List, from the lines below, each one with "пива" in it.

──────── GIVEN INFORMATION

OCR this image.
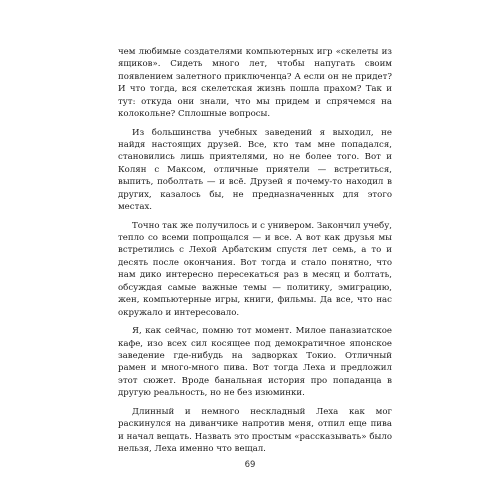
чем любимые создателями компьютерных игр «скелеты из ящиков». Сидеть много лет, чтобы напугать своим появлением залетного приключенца? А если он не придет? И что тогда, вся скелетская жизнь пошла прахом? Так и тут: откуда они знали, что мы придем и спрячемся на колокольне? Сплошные вопросы.

Из большинства учебных заведений я выходил, не найдя настоящих друзей. Все, кто там мне попадался, становились лишь приятелями, но не более того. Вот и Колян с Максом, отличные приятели — встретиться, выпить, поболтать — и всё. Друзей я почему-то находил в других, казалось бы, не предназначенных для этого местах.

Точно так же получилось и с универом. Закончил учебу, тепло со всеми попрощался — и все. А вот как друзья мы встретились с Лехой Арбатским спустя лет семь, а то и десять после окончания. Вот тогда и стало понятно, что нам дико интересно пересекаться раз в месяц и болтать, обсуждая самые важные темы — политику, эмиграцию, жен, компьютерные игры, книги, фильмы. Да все, что нас окружало и интересовало.

Я, как сейчас, помню тот момент. Милое паназиатское кафе, изо всех сил косящее под демократичное японское заведение где-нибудь на задворках Токио. Отличный рамен и много-много пива. Вот тогда Леха и предложил этот сюжет. Вроде банальная история про попаданца в другую реальность, но не без изюминки.

Длинный и немного нескладный Леха как мог раскинулся на диванчике напротив меня, отпил еще пива и начал вещать. Назвать это простым «рассказывать» было нельзя, Леха именно что вещал.

69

────────────────

REPLY TO THE TASK.
Я, как сейчас, помню тот момент. Милое паназиатское кафе, изо всех сил косящее под демократичное японское заведение где-нибудь на задворках Токио. Отличный рамен и много-много пива. Вот тогда Леха и предложил этот сюжет. Вроде банальная история про попаданца в другую реальность, но не без изюминки.
Длинный и немного нескладный Леха как мог раскинулся на диванчике напротив меня, отпил еще пива и начал вещать. Назвать это простым «рассказывать» было нельзя, Леха именно что вещал.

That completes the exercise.